[Given data start]

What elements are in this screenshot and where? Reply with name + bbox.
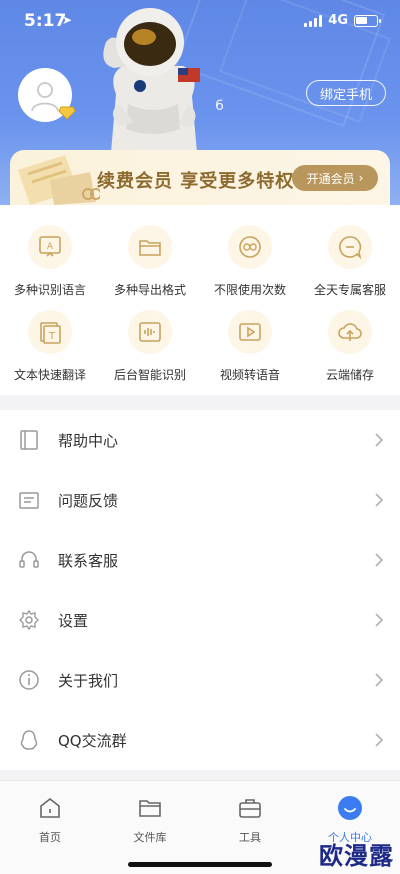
location-arrow-icon: ➤	[62, 13, 73, 27]
bind-phone-button[interactable]: 绑定手机	[306, 80, 386, 106]
watermark: 欧漫露	[319, 842, 394, 870]
avatar[interactable]	[18, 68, 76, 122]
chevron-right-icon: ›	[358, 171, 364, 185]
profile-header: 5:17 ➤ 4G 6 绑定手机 续费会员 享受更多特权 开通会员 ›	[0, 0, 400, 205]
tab-home[interactable]: 首页	[0, 795, 100, 845]
chevron-right-icon	[375, 733, 384, 747]
qq-icon	[20, 730, 38, 750]
feature-label: 多种导出格式	[113, 283, 186, 297]
menu-label: 联系客服	[58, 552, 119, 570]
feedback-icon	[19, 492, 39, 509]
feature-item[interactable]: T 文本快速翻译	[0, 310, 100, 383]
feature-label: 后台智能识别	[113, 368, 186, 382]
astronaut-illustration	[103, 8, 200, 164]
feature-label: 全天专属客服	[313, 283, 386, 297]
menu-item-qq-group[interactable]: QQ交流群	[0, 710, 400, 770]
menu-label: 帮助中心	[58, 432, 119, 450]
chevron-right-icon	[375, 433, 384, 447]
vip-banner[interactable]: 续费会员 享受更多特权 开通会员 ›	[10, 150, 390, 205]
vip-promo-text: 续费会员 享受更多特权	[97, 171, 295, 192]
menu-item-about[interactable]: 关于我们	[0, 650, 400, 710]
info-icon	[19, 670, 39, 690]
feature-item[interactable]: 全天专属客服	[300, 225, 400, 298]
folder-icon	[128, 225, 172, 269]
svg-text:T: T	[48, 331, 56, 342]
tab-label: 首页	[39, 831, 61, 844]
menu-label: 关于我们	[58, 672, 119, 690]
feature-item[interactable]: 视频转语音	[200, 310, 300, 383]
tab-label: 工具	[239, 831, 261, 844]
home-indicator[interactable]	[128, 862, 272, 867]
profile-icon	[337, 795, 363, 821]
video-icon	[228, 310, 272, 354]
book-icon	[20, 430, 38, 450]
feature-label: 不限使用次数	[213, 283, 286, 297]
feature-item[interactable]: 多种导出格式	[100, 225, 200, 298]
open-vip-button[interactable]: 开通会员 ›	[292, 165, 378, 191]
status-time: 5:17	[24, 11, 67, 31]
folder-icon	[137, 795, 163, 821]
infinity-icon	[228, 225, 272, 269]
feature-label: 云端储存	[325, 368, 374, 382]
feature-item[interactable]: A 多种识别语言	[0, 225, 100, 298]
chevron-right-icon	[375, 673, 384, 687]
chat-icon	[328, 225, 372, 269]
headset-icon	[19, 551, 39, 568]
open-vip-label: 开通会员	[306, 171, 355, 186]
chevron-right-icon	[375, 493, 384, 507]
svg-text:A: A	[47, 242, 54, 252]
network-type: 4G	[328, 13, 348, 28]
vip-diamond-icon	[58, 106, 76, 120]
feature-item[interactable]: 后台智能识别	[100, 310, 200, 383]
feature-item[interactable]: 云端储存	[300, 310, 400, 383]
menu-item-help[interactable]: 帮助中心	[0, 410, 400, 470]
waveform-icon	[128, 310, 172, 354]
menu-item-contact-support[interactable]: 联系客服	[0, 530, 400, 590]
menu-label: 设置	[58, 612, 89, 630]
tab-file-library[interactable]: 文件库	[100, 795, 200, 845]
home-icon	[37, 795, 63, 821]
feature-item[interactable]: 不限使用次数	[200, 225, 300, 298]
cloud-upload-icon	[328, 310, 372, 354]
menu-label: 问题反馈	[58, 492, 119, 510]
settings-menu: 帮助中心 问题反馈 联系客服 设置 关于我们 QQ交流群	[0, 410, 400, 770]
tab-tools[interactable]: 工具	[200, 795, 300, 845]
menu-label: QQ交流群	[58, 732, 127, 750]
vip-coupon-illustration	[18, 155, 100, 205]
feature-label: 多种识别语言	[13, 283, 86, 297]
user-id: 6	[215, 98, 224, 114]
language-icon: A	[28, 225, 72, 269]
feature-label: 文本快速翻译	[13, 368, 86, 382]
vip-features-grid: A 多种识别语言 多种导出格式 不限使用次数 全天专属客服 T 文本快速翻译 后…	[0, 205, 400, 395]
battery-icon	[354, 14, 381, 27]
feature-label: 视频转语音	[219, 368, 280, 382]
chevron-right-icon	[375, 613, 384, 627]
chevron-right-icon	[375, 553, 384, 567]
signal-icon	[304, 14, 323, 27]
gear-icon	[19, 609, 39, 631]
toolbox-icon	[237, 795, 263, 821]
tab-label: 文件库	[133, 831, 167, 844]
menu-item-settings[interactable]: 设置	[0, 590, 400, 650]
menu-item-feedback[interactable]: 问题反馈	[0, 470, 400, 530]
translate-icon: T	[28, 310, 72, 354]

[Given data end]

## What the task asks
Reproduce all of the material above word for word, leaving out the picture.

## Exercise solution
What elements are in this screenshot and where? Reply with name + bbox.
location-arrow-icon: ➤	[62, 13, 73, 27]
bind-phone-button[interactable]: 绑定手机	[306, 80, 386, 106]
watermark: 欧漫露	[319, 842, 394, 870]
avatar[interactable]	[18, 68, 76, 122]
chevron-right-icon: ›	[358, 171, 364, 185]
profile-header: 5:17 ➤ 4G 6 绑定手机 续费会员 享受更多特权 开通会员 ›	[0, 0, 400, 205]
tab-home[interactable]: 首页	[0, 795, 100, 845]
chevron-right-icon	[375, 733, 384, 747]
qq-icon	[20, 730, 38, 750]
feature-label: 多种导出格式	[113, 283, 186, 297]
menu-label: 联系客服	[58, 552, 119, 570]
feedback-icon	[19, 492, 39, 509]
feature-item[interactable]: T 文本快速翻译	[0, 310, 100, 383]
feature-label: 后台智能识别	[113, 368, 186, 382]
astronaut-illustration	[103, 8, 200, 164]
feature-label: 全天专属客服	[313, 283, 386, 297]
menu-item-qq-group[interactable]: QQ交流群	[0, 710, 400, 770]
menu-label: 帮助中心	[58, 432, 119, 450]
chevron-right-icon	[375, 433, 384, 447]
vip-banner[interactable]: 续费会员 享受更多特权 开通会员 ›	[10, 150, 390, 205]
vip-promo-text: 续费会员 享受更多特权	[97, 171, 295, 192]
menu-item-about[interactable]: 关于我们	[0, 650, 400, 710]
info-icon	[19, 670, 39, 690]
feature-item[interactable]: 全天专属客服	[300, 225, 400, 298]
folder-icon	[128, 225, 172, 269]
svg-text:T: T	[48, 331, 56, 342]
tab-label: 首页	[39, 831, 61, 844]
menu-label: 关于我们	[58, 672, 119, 690]
feature-item[interactable]: 视频转语音	[200, 310, 300, 383]
tab-label: 工具	[239, 831, 261, 844]
home-indicator[interactable]	[128, 862, 272, 867]
profile-icon	[337, 795, 363, 821]
video-icon	[228, 310, 272, 354]
book-icon	[20, 430, 38, 450]
feature-label: 不限使用次数	[213, 283, 286, 297]
feature-item[interactable]: 多种导出格式	[100, 225, 200, 298]
open-vip-button[interactable]: 开通会员 ›	[292, 165, 378, 191]
status-time: 5:17	[24, 11, 67, 31]
folder-icon	[137, 795, 163, 821]
infinity-icon	[228, 225, 272, 269]
feature-label: 云端储存	[325, 368, 374, 382]
feature-item[interactable]: A 多种识别语言	[0, 225, 100, 298]
chevron-right-icon	[375, 673, 384, 687]
chat-icon	[328, 225, 372, 269]
headset-icon	[19, 551, 39, 568]
open-vip-label: 开通会员	[306, 171, 355, 186]
chevron-right-icon	[375, 493, 384, 507]
svg-text:A: A	[47, 242, 54, 252]
network-type: 4G	[328, 13, 348, 28]
vip-diamond-icon	[58, 106, 76, 120]
feature-item[interactable]: 后台智能识别	[100, 310, 200, 383]
feature-item[interactable]: 云端储存	[300, 310, 400, 383]
menu-item-help[interactable]: 帮助中心	[0, 410, 400, 470]
waveform-icon	[128, 310, 172, 354]
menu-item-contact-support[interactable]: 联系客服	[0, 530, 400, 590]
menu-label: 设置	[58, 612, 89, 630]
tab-file-library[interactable]: 文件库	[100, 795, 200, 845]
home-icon	[37, 795, 63, 821]
feature-item[interactable]: 不限使用次数	[200, 225, 300, 298]
cloud-upload-icon	[328, 310, 372, 354]
menu-label: 问题反馈	[58, 492, 119, 510]
settings-menu: 帮助中心 问题反馈 联系客服 设置 关于我们 QQ交流群	[0, 410, 400, 770]
tab-tools[interactable]: 工具	[200, 795, 300, 845]
menu-label: QQ交流群	[58, 732, 127, 750]
vip-coupon-illustration	[18, 155, 100, 205]
feature-label: 多种识别语言	[13, 283, 86, 297]
user-id: 6	[215, 98, 224, 114]
language-icon: A	[28, 225, 72, 269]
feature-label: 文本快速翻译	[13, 368, 86, 382]
vip-features-grid: A 多种识别语言 多种导出格式 不限使用次数 全天专属客服 T 文本快速翻译 后…	[0, 205, 400, 395]
battery-icon	[354, 14, 381, 27]
feature-label: 视频转语音	[219, 368, 280, 382]
chevron-right-icon	[375, 613, 384, 627]
chevron-right-icon	[375, 553, 384, 567]
signal-icon	[304, 14, 323, 27]
gear-icon	[19, 609, 39, 631]
toolbox-icon	[237, 795, 263, 821]
tab-label: 文件库	[133, 831, 167, 844]
menu-item-settings[interactable]: 设置	[0, 590, 400, 650]
menu-item-feedback[interactable]: 问题反馈	[0, 470, 400, 530]
translate-icon: T	[28, 310, 72, 354]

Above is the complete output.